> STATED GOAL
An exact copy of every record is needed.

> STORED ROWS

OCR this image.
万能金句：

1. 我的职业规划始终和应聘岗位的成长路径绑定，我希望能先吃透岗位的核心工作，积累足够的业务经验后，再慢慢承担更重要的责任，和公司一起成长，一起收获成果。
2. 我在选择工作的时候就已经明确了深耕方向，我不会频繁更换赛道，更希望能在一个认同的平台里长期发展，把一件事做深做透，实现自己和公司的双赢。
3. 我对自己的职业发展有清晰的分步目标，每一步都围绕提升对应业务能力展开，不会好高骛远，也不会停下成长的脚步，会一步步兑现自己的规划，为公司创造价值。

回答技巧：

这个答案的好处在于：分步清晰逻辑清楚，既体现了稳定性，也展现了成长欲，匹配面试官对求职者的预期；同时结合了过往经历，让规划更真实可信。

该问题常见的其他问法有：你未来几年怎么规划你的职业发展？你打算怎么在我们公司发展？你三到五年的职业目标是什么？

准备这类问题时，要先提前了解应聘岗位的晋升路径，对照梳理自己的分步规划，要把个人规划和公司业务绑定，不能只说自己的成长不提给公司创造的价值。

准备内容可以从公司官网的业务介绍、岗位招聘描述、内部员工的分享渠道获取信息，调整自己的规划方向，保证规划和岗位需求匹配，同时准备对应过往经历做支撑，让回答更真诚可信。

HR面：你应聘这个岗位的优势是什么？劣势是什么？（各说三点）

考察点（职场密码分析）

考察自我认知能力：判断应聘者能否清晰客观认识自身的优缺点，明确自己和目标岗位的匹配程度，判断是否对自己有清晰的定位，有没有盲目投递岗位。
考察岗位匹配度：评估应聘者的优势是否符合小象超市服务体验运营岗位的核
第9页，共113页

> FINISHED TASK
OCR this image.
万能金句：

1. 我的职业规划始终和应聘岗位的成长路径绑定，我希望能先吃透岗位的核心工作，积累足够的业务经验后，再慢慢承担更重要的责任，和公司一起成长，一起收获成果。
2. 我在选择工作的时候就已经明确了深耕方向，我不会频繁更换赛道，更希望能在一个认同的平台里长期发展，把一件事做深做透，实现自己和公司的双赢。
3. 我对自己的职业发展有清晰的分步目标，每一步都围绕提升对应业务能力展开，不会好高骛远，也不会停下成长的脚步，会一步步兑现自己的规划，为公司创造价值。

回答技巧：

这个答案的好处在于：分步清晰逻辑清楚，既体现了稳定性，也展现了成长欲，匹配面试官对求职者的预期；同时结合了过往经历，让规划更真实可信。

该问题常见的其他问法有：你未来几年怎么规划你的职业发展？你打算怎么在我们公司发展？你三到五年的职业目标是什么？

准备这类问题时，要先提前了解应聘岗位的晋升路径，对照梳理自己的分步规划，要把个人规划和公司业务绑定，不能只说自己的成长不提给公司创造的价值。

准备内容可以从公司官网的业务介绍、岗位招聘描述、内部员工的分享渠道获取信息，调整自己的规划方向，保证规划和岗位需求匹配，同时准备对应过往经历做支撑，让回答更真诚可信。

HR面：你应聘这个岗位的优势是什么？劣势是什么？（各说三点）

考察点（职场密码分析）

考察自我认知能力：判断应聘者能否清晰客观认识自身的优缺点，明确自己和目标岗位的匹配程度，判断是否对自己有清晰的定位，有没有盲目投递岗位。
考察岗位匹配度：评估应聘者的优势是否符合小象超市服务体验运营岗位的核
第9页，共113页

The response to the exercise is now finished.